>> Start
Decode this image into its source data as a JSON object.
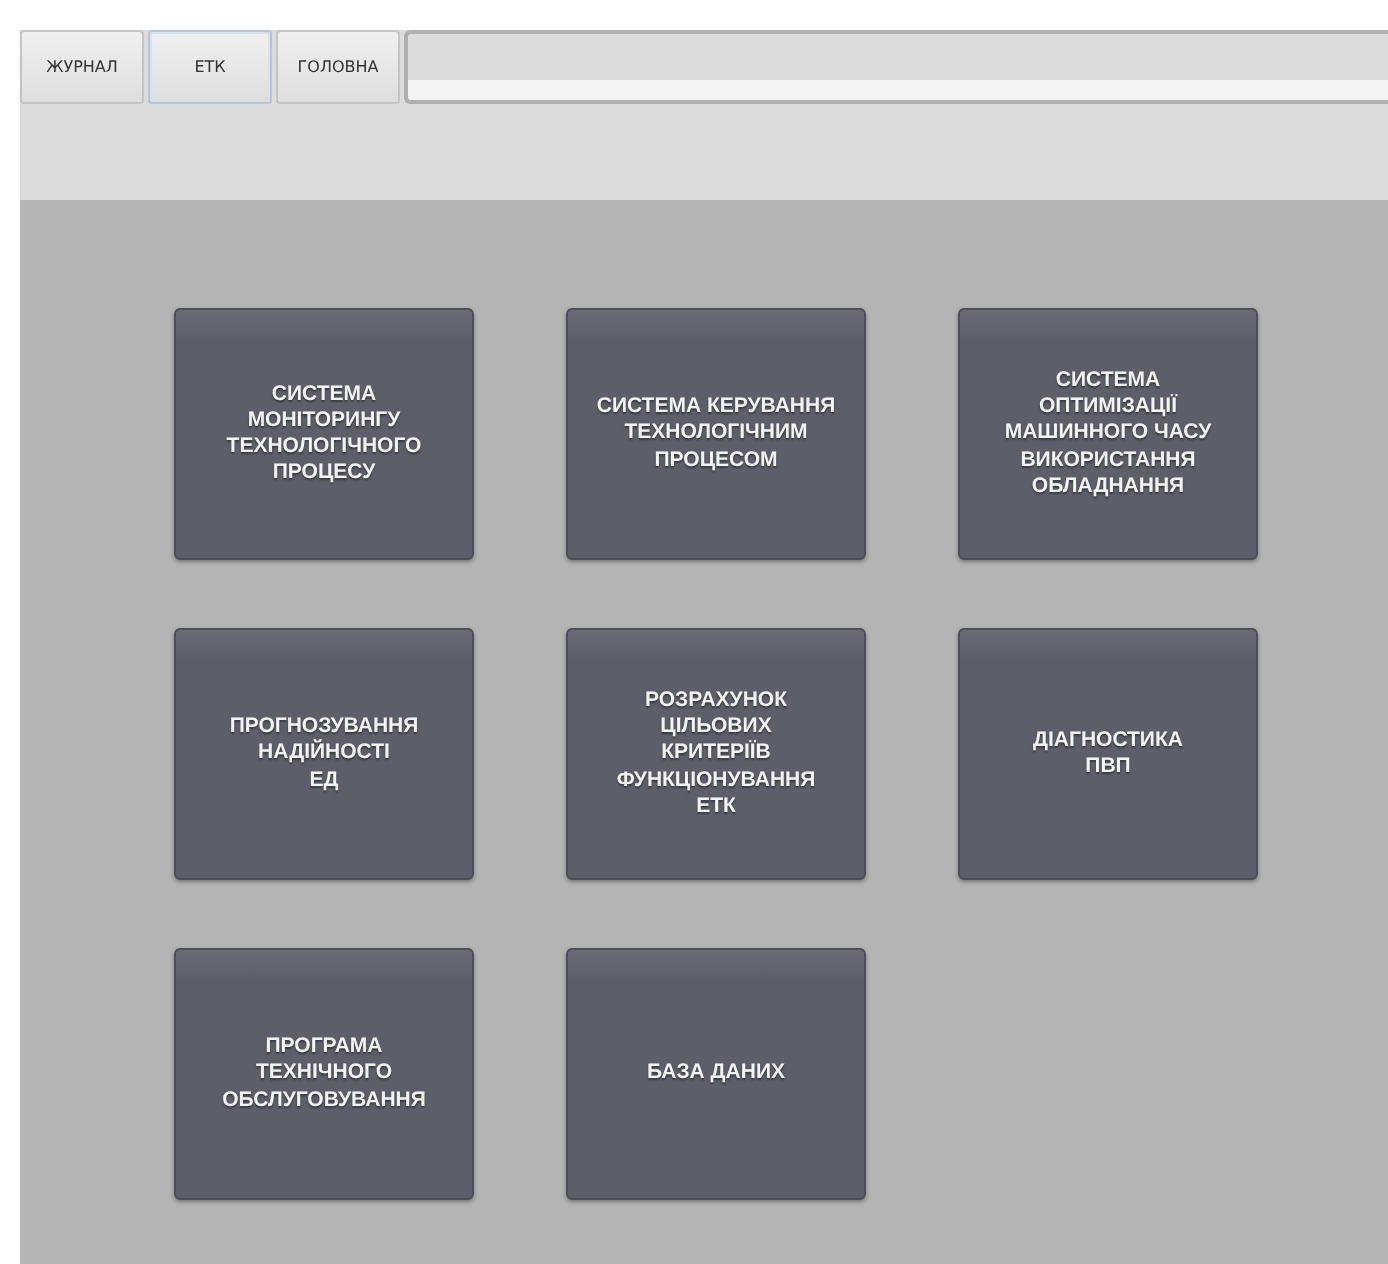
{
  "tabs": [
    {
      "label": "ЖУРНАЛ",
      "selected": false
    },
    {
      "label": "ЕТК",
      "selected": true
    },
    {
      "label": "ГОЛОВНА",
      "selected": false
    }
  ],
  "tiles": [
    {
      "label": "СИСТЕМА\nМОНІТОРИНГУ\nТЕХНОЛОГІЧНОГО\nПРОЦЕСУ"
    },
    {
      "label": "СИСТЕМА КЕРУВАННЯ\nТЕХНОЛОГІЧНИМ\nПРОЦЕСОМ"
    },
    {
      "label": "СИСТЕМА\nОПТИМІЗАЦІЇ\nМАШИННОГО ЧАСУ\nВИКОРИСТАННЯ\nОБЛАДНАННЯ"
    },
    {
      "label": "ПРОГНОЗУВАННЯ\nНАДІЙНОСТІ\nЕД"
    },
    {
      "label": "РОЗРАХУНОК\nЦІЛЬОВИХ\nКРИТЕРІЇВ\nФУНКЦІОНУВАННЯ\nЕТК"
    },
    {
      "label": "ДІАГНОСТИКА\nПВП"
    },
    {
      "label": "ПРОГРАМА\nТЕХНІЧНОГО\nОБСЛУГОВУВАННЯ"
    },
    {
      "label": "БАЗА ДАНИХ"
    }
  ]
}
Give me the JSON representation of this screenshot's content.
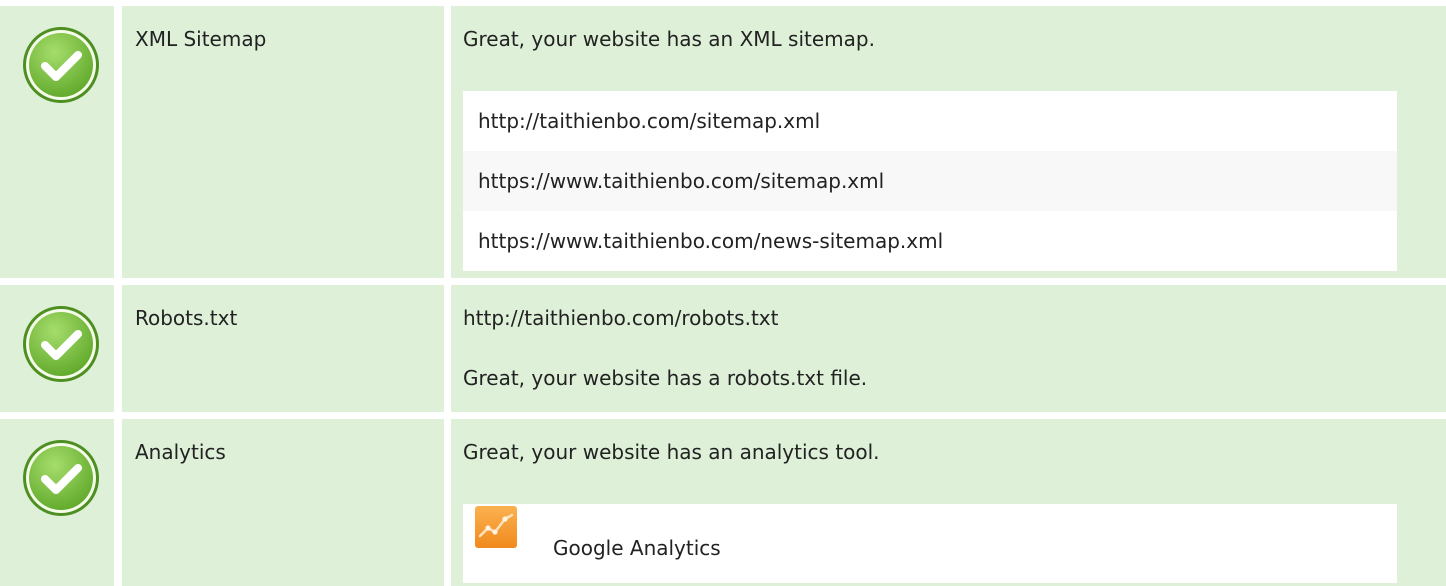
>> End
# Your objective:
Strip the images and reproduce the remaining records precisely.

# Response for this exercise:
Decode this image into its source data as a JSON object.
{
  "tabs": [
    {
      "label": "ЖУРНАЛ",
      "selected": false
    },
    {
      "label": "ЕТК",
      "selected": true
    },
    {
      "label": "ГОЛОВНА",
      "selected": false
    }
  ],
  "tiles": [
    {
      "label": "СИСТЕМА\nМОНІТОРИНГУ\nТЕХНОЛОГІЧНОГО\nПРОЦЕСУ"
    },
    {
      "label": "СИСТЕМА КЕРУВАННЯ\nТЕХНОЛОГІЧНИМ\nПРОЦЕСОМ"
    },
    {
      "label": "СИСТЕМА\nОПТИМІЗАЦІЇ\nМАШИННОГО ЧАСУ\nВИКОРИСТАННЯ\nОБЛАДНАННЯ"
    },
    {
      "label": "ПРОГНОЗУВАННЯ\nНАДІЙНОСТІ\nЕД"
    },
    {
      "label": "РОЗРАХУНОК\nЦІЛЬОВИХ\nКРИТЕРІЇВ\nФУНКЦІОНУВАННЯ\nЕТК"
    },
    {
      "label": "ДІАГНОСТИКА\nПВП"
    },
    {
      "label": "ПРОГРАМА\nТЕХНІЧНОГО\nОБСЛУГОВУВАННЯ"
    },
    {
      "label": "БАЗА ДАНИХ"
    }
  ]
}
Give me the JSON representation of this screenshot's content.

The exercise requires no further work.